• [EXERCISE BRIEF] Return each line that holds the word "ALTER".

[START RECORDS SUPPLIED]

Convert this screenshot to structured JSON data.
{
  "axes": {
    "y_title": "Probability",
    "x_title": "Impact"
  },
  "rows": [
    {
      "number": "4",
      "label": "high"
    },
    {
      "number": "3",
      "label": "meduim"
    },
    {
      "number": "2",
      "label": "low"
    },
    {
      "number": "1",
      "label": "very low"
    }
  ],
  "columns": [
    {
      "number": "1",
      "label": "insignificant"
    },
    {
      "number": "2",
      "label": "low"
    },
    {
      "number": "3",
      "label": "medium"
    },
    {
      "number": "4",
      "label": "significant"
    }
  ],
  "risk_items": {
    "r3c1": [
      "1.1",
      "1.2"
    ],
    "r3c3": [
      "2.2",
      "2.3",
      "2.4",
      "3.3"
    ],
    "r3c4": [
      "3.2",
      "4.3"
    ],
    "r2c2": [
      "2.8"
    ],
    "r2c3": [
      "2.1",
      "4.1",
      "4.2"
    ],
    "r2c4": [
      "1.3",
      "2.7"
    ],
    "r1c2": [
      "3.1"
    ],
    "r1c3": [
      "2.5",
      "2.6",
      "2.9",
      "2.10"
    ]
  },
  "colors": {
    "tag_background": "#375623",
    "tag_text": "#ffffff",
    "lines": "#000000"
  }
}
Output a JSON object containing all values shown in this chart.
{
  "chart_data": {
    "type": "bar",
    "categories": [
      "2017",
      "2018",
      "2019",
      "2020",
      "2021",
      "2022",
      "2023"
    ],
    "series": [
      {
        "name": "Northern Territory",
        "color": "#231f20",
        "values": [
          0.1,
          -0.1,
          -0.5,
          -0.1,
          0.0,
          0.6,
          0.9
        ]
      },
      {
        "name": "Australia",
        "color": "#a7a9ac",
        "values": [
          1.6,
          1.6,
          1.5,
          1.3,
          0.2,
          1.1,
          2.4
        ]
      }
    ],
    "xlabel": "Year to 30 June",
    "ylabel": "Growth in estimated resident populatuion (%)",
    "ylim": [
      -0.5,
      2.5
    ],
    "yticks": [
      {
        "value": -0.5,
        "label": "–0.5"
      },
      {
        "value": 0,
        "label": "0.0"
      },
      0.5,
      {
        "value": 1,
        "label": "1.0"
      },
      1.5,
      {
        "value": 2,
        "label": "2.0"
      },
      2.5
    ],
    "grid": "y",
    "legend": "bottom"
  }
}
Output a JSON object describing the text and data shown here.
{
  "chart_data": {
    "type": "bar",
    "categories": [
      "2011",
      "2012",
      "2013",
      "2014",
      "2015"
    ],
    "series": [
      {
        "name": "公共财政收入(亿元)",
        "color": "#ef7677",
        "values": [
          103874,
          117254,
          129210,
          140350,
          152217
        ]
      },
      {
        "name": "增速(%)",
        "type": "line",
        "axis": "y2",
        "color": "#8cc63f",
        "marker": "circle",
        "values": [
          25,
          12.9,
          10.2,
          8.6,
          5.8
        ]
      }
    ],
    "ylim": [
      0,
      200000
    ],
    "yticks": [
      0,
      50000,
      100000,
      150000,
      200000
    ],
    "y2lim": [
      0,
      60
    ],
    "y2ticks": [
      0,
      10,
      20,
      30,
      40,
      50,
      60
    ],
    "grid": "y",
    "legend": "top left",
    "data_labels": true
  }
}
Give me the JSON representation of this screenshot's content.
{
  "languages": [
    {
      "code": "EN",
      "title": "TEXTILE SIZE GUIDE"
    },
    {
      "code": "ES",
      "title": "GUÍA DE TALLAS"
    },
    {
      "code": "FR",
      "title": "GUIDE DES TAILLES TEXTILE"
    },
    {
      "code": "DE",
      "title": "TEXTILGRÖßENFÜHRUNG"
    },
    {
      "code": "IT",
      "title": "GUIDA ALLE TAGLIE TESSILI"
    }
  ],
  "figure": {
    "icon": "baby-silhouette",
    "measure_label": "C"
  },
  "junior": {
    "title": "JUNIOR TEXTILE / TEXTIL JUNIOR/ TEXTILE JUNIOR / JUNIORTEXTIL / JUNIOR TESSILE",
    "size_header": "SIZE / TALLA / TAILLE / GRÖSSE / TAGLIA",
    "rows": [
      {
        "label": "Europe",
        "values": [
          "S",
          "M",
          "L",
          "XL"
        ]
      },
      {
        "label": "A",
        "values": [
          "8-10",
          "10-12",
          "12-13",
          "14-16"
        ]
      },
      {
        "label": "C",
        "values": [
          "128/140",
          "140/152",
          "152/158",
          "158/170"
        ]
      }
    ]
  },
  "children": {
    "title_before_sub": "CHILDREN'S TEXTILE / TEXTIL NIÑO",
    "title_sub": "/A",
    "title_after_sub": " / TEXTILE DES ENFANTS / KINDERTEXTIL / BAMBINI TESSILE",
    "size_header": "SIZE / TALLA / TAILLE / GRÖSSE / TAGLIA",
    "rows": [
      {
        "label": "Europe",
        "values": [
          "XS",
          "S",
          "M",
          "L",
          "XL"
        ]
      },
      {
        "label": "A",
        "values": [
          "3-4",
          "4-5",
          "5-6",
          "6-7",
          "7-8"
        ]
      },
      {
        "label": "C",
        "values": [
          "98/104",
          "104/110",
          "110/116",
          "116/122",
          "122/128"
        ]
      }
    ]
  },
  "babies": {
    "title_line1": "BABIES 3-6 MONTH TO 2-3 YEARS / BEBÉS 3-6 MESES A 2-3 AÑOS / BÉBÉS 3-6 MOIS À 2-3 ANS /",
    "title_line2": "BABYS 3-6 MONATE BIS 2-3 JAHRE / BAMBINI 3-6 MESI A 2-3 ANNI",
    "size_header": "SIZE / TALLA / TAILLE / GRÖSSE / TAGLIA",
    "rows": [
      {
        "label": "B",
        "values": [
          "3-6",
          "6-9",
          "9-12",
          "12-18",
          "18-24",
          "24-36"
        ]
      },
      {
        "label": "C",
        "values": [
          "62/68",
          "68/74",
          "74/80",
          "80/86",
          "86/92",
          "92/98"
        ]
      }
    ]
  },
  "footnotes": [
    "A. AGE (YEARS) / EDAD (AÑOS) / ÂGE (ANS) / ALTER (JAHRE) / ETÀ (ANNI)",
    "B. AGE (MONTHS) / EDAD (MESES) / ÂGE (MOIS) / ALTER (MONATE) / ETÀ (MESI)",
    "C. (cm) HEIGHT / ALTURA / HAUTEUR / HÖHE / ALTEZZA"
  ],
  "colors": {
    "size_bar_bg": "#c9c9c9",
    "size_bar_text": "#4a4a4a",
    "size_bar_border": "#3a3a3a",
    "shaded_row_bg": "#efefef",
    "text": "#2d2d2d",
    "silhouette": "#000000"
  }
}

[END RECORDS SUPPLIED]

• [RESPONSE]
    "A. AGE (YEARS) / EDAD (AÑOS) / ÂGE (ANS) / ALTER (JAHRE) / ETÀ (ANNI)",
    "B. AGE (MONTHS) / EDAD (MESES) / ÂGE (MOIS) / ALTER (MONATE) / ETÀ (MESI)",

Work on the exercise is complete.